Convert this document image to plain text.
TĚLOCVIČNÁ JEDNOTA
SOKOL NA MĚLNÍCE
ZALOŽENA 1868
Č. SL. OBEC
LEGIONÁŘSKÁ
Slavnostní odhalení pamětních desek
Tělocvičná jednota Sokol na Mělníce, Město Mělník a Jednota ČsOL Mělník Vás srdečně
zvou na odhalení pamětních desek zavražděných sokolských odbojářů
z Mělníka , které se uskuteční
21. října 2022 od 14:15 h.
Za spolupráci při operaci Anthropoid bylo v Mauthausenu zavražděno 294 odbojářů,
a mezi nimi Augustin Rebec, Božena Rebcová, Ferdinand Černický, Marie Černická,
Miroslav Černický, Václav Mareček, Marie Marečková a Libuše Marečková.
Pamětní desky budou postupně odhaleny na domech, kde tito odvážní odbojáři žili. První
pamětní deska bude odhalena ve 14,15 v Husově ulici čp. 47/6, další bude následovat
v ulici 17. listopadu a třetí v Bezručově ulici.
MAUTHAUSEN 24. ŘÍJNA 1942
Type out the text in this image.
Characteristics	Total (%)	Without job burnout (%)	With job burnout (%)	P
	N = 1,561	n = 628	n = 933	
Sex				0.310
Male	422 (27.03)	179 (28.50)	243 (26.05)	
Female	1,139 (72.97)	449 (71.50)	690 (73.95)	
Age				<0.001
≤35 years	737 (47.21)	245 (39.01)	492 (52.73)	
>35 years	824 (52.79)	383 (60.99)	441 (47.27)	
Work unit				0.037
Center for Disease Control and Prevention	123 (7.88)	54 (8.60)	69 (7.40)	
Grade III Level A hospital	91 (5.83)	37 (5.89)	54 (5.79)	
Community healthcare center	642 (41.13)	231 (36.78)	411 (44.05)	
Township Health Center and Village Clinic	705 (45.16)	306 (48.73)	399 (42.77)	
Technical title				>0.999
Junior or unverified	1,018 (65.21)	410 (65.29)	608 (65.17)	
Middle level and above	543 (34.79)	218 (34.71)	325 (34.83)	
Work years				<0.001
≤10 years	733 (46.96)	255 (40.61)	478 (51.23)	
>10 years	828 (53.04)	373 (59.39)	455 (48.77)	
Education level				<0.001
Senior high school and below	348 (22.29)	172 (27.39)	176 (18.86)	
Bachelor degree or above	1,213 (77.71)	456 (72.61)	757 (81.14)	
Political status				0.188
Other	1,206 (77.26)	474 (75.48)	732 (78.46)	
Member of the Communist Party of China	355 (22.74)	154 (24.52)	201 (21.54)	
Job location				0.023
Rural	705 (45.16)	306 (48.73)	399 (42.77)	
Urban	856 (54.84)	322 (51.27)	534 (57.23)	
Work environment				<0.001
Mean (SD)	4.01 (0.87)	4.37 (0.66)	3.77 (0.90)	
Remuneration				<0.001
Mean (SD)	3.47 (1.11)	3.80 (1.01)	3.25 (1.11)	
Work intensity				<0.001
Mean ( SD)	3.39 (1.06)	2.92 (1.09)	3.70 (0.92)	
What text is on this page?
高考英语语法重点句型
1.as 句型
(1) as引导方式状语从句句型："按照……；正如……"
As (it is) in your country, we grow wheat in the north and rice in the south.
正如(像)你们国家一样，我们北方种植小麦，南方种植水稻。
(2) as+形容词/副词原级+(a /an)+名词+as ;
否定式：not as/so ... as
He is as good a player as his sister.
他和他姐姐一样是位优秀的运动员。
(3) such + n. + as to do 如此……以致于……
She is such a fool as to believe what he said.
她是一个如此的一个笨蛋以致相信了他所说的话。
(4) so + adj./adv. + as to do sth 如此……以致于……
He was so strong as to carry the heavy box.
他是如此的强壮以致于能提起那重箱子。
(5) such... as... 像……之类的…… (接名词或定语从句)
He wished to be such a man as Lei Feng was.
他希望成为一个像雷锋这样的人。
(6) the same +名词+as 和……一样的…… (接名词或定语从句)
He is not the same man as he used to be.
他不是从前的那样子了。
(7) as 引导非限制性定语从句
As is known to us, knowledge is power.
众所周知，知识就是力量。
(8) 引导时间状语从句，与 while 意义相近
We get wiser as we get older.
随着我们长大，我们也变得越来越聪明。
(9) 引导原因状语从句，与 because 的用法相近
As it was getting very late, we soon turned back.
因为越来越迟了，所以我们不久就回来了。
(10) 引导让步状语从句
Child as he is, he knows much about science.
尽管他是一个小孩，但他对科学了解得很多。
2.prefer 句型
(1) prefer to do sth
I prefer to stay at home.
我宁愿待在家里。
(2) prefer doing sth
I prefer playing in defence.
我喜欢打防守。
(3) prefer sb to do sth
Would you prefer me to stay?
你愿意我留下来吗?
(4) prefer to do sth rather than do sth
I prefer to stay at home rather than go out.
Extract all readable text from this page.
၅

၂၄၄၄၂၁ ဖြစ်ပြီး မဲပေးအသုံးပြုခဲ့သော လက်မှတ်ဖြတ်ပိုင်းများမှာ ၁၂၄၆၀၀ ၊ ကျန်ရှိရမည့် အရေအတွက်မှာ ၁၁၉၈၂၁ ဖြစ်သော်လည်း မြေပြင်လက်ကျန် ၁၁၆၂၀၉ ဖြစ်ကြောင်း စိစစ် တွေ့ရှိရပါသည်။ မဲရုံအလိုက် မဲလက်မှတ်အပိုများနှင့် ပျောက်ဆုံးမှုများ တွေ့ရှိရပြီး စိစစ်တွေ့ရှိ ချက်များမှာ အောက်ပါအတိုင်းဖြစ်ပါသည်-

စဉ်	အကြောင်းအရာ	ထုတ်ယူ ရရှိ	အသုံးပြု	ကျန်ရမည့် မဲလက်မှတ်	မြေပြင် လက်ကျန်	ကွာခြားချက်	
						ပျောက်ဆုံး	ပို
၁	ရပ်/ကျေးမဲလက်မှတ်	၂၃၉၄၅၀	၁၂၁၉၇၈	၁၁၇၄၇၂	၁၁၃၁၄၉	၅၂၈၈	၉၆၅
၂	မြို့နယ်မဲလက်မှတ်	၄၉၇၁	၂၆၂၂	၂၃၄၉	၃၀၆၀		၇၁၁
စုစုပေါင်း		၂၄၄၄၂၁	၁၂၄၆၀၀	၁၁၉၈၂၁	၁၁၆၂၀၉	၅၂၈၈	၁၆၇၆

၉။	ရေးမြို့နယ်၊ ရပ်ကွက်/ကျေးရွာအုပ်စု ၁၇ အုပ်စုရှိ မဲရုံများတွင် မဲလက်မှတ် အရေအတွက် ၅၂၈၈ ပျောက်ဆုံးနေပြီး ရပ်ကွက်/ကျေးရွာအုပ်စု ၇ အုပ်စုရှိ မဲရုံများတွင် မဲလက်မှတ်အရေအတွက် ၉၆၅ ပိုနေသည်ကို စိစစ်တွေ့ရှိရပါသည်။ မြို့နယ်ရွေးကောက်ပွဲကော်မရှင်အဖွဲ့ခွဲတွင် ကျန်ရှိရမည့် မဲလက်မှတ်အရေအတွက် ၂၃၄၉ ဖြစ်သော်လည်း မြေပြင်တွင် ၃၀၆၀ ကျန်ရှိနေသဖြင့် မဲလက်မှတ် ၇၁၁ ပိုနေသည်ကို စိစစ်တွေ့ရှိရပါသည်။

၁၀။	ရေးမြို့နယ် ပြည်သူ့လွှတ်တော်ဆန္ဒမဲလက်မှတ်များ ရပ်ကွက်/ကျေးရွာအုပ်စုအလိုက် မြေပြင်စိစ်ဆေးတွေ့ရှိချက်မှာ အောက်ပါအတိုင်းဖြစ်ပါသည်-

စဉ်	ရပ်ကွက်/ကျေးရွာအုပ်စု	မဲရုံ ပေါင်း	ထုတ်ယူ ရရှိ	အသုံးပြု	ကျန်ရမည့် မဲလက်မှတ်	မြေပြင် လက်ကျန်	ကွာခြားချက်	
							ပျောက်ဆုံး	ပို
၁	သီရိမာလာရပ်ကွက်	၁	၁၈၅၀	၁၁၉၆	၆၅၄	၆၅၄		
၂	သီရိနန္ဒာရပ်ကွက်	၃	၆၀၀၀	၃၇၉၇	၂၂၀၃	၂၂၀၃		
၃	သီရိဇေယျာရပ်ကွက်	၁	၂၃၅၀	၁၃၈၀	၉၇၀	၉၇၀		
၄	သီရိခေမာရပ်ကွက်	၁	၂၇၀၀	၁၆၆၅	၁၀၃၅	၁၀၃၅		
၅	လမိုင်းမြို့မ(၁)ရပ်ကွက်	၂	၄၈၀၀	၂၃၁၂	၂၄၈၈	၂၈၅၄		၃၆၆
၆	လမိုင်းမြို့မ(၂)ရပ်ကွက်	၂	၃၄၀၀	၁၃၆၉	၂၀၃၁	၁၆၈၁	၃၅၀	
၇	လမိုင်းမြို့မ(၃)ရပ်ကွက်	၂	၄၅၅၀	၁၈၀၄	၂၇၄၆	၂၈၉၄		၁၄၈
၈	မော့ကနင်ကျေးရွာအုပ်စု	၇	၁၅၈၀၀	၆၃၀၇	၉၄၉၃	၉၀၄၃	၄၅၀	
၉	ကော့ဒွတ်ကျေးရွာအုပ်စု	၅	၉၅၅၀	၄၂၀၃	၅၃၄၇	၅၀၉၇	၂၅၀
══════════════════════════════
■ Required task ■
From the entries above, list each line with "Černický" in it.

■ Expected answer ■
a mezi nimi Augustin Rebec, Božena Rebcová, Ferdinand Černický, Marie Černická,
Miroslav Černický, Václav Mareček, Marie Marečková a Libuše Marečková.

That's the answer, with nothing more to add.